Your goal: Among the entries that follow, tally the lines with the string "this". Give no more than the number.

Supplied material:

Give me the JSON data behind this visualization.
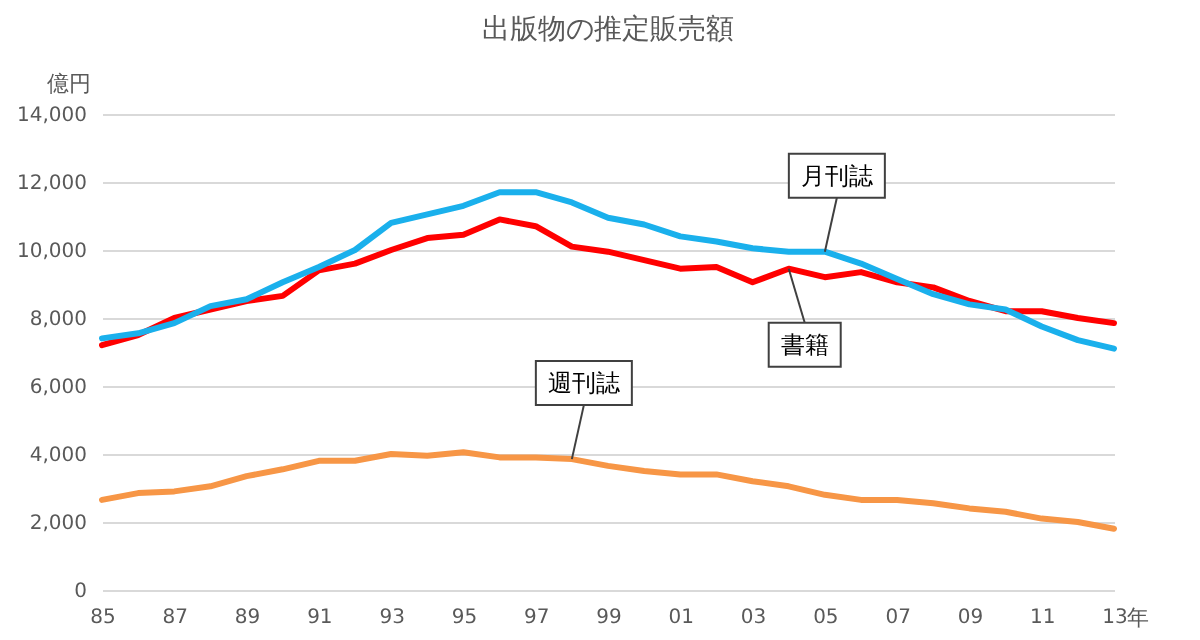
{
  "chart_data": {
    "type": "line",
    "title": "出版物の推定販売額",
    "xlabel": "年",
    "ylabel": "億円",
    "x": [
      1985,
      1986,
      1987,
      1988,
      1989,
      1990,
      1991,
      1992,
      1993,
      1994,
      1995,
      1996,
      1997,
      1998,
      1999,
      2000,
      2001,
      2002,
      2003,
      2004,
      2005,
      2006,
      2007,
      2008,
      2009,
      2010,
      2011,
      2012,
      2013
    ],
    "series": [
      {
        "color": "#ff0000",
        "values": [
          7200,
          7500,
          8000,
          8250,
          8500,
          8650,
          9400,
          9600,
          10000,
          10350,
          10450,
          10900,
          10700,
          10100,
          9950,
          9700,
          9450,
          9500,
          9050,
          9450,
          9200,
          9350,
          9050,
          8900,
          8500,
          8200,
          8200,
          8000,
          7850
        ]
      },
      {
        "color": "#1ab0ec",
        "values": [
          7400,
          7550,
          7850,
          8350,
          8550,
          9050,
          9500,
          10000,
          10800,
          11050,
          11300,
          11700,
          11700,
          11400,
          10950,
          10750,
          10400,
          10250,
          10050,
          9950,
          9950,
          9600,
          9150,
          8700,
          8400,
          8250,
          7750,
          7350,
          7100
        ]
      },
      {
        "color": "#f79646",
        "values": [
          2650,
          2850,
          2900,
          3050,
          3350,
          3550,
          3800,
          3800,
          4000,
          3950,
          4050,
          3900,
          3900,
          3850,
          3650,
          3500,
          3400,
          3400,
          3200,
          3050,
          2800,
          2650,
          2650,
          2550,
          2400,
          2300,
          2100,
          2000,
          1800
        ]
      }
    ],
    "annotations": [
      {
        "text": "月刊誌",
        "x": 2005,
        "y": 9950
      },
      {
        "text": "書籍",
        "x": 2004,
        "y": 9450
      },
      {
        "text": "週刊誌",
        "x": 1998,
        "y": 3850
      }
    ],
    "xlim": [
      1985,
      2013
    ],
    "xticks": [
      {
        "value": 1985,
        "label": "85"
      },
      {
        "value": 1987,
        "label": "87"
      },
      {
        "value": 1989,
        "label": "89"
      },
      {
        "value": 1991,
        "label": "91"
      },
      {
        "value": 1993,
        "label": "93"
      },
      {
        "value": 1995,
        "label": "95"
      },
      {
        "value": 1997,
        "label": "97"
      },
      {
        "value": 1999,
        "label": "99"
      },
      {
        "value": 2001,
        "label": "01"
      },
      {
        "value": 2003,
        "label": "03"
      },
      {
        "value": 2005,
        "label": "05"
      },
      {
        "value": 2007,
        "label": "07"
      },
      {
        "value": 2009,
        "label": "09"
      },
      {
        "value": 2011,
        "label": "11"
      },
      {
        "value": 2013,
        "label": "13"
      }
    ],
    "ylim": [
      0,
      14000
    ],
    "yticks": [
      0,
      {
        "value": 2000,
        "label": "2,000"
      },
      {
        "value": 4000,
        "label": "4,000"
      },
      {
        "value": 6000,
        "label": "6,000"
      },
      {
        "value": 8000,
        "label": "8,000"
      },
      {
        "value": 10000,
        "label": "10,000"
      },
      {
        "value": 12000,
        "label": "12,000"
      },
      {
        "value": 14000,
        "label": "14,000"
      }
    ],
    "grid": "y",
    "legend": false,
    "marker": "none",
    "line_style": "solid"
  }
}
==
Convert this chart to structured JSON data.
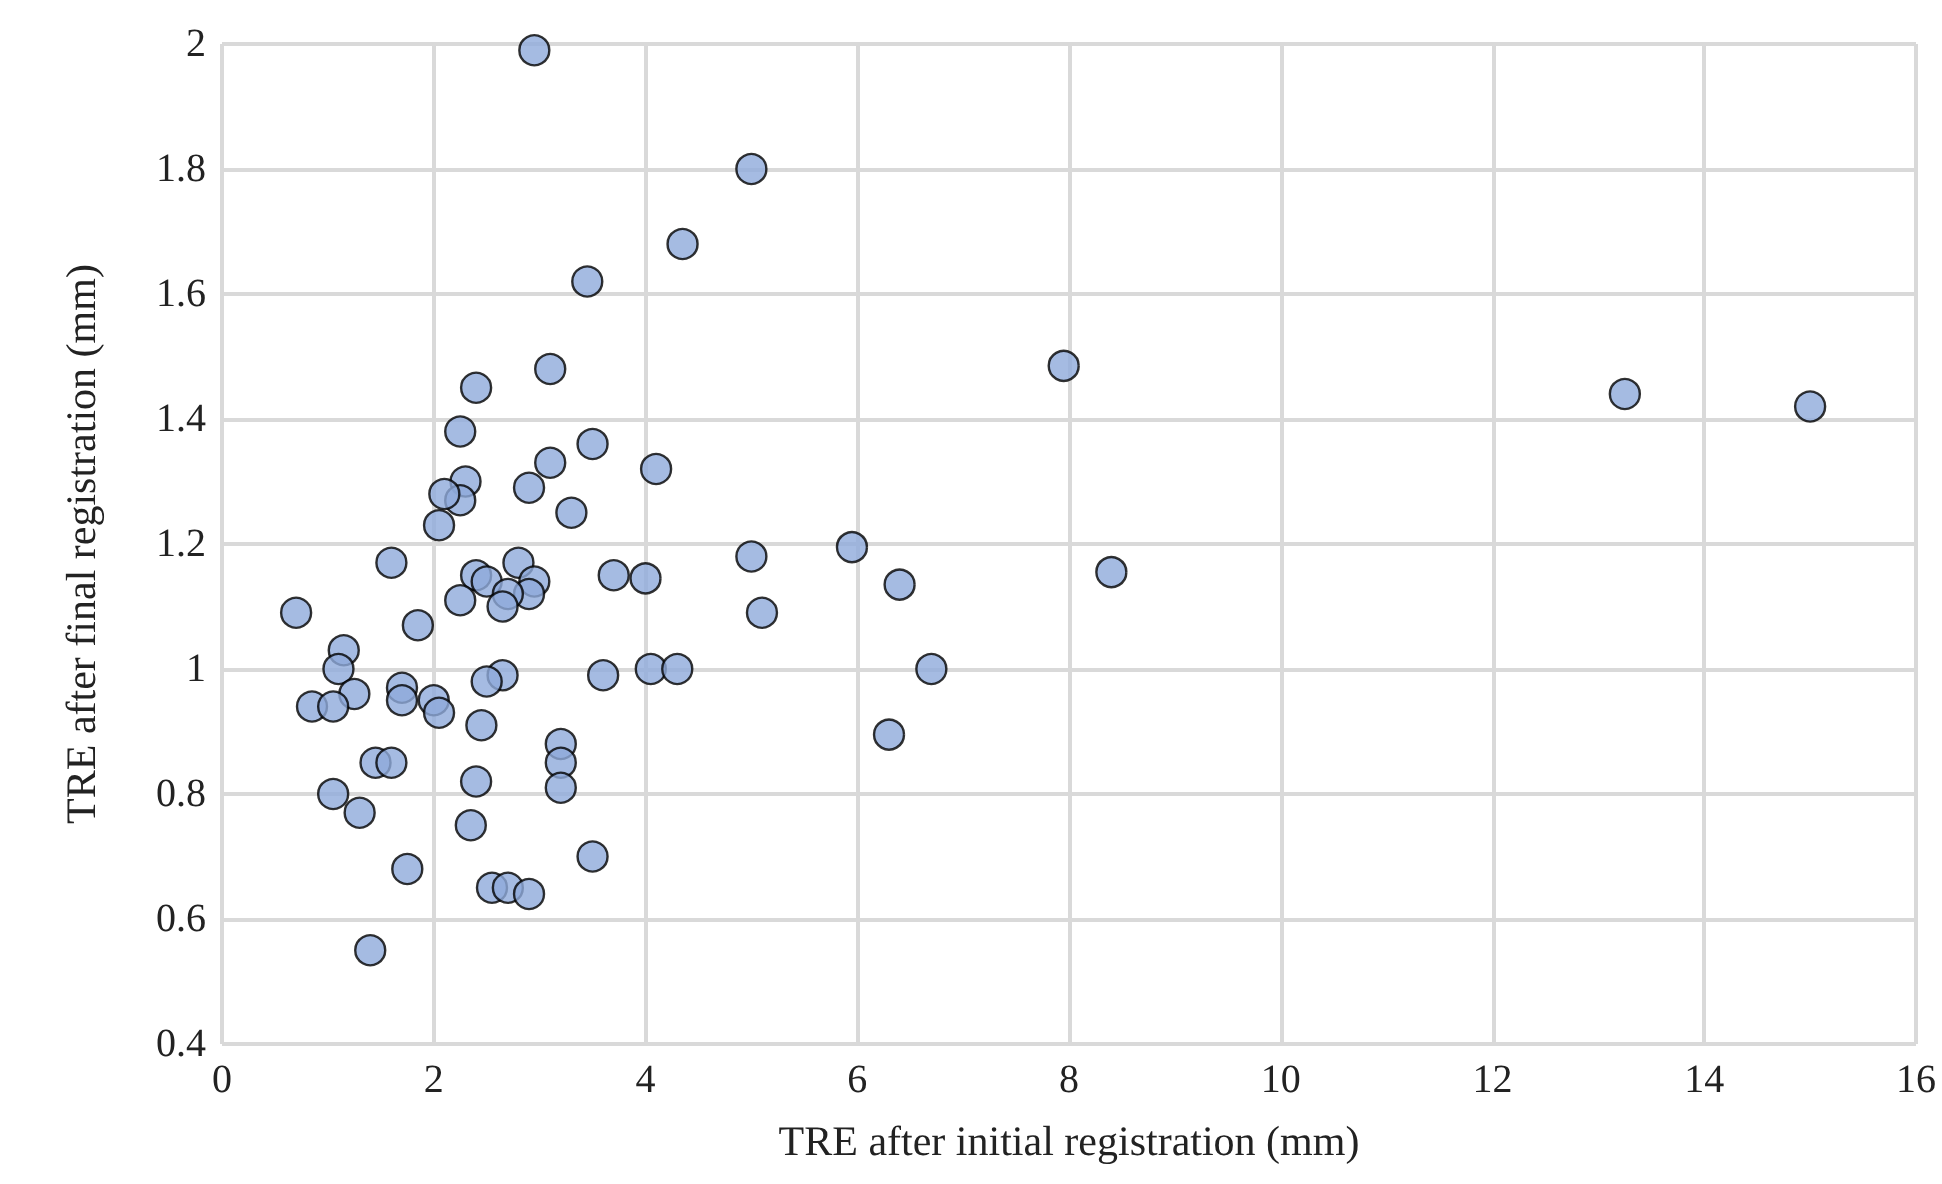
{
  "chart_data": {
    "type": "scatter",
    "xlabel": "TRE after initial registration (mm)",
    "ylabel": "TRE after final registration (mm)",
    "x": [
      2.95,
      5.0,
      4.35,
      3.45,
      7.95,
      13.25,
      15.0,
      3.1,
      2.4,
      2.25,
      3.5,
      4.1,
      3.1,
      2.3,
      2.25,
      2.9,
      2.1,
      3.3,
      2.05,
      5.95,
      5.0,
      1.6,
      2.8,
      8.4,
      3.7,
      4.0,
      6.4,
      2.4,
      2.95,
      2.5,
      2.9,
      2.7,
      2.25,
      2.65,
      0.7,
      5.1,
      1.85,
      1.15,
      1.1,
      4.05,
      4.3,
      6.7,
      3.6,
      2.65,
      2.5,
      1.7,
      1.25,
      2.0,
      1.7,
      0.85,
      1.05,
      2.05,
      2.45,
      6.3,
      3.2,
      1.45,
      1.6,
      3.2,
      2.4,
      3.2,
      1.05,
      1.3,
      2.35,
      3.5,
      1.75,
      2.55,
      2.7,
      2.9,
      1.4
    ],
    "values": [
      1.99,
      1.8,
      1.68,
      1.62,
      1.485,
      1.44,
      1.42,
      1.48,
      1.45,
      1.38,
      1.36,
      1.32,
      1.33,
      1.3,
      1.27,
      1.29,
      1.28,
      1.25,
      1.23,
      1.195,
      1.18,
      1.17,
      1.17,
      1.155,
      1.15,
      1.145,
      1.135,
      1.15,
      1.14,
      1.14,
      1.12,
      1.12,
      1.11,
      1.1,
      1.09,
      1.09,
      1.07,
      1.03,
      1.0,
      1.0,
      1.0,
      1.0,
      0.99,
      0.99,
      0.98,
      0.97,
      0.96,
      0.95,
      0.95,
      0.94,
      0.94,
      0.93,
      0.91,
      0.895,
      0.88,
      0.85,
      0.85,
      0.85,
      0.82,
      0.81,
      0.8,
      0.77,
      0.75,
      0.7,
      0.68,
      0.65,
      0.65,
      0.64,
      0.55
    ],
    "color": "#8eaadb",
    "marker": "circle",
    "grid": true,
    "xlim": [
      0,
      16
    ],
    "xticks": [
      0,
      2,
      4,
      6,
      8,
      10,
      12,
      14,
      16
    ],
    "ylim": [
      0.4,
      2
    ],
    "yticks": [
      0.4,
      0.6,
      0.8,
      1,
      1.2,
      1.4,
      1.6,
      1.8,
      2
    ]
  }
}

Finished answer: 2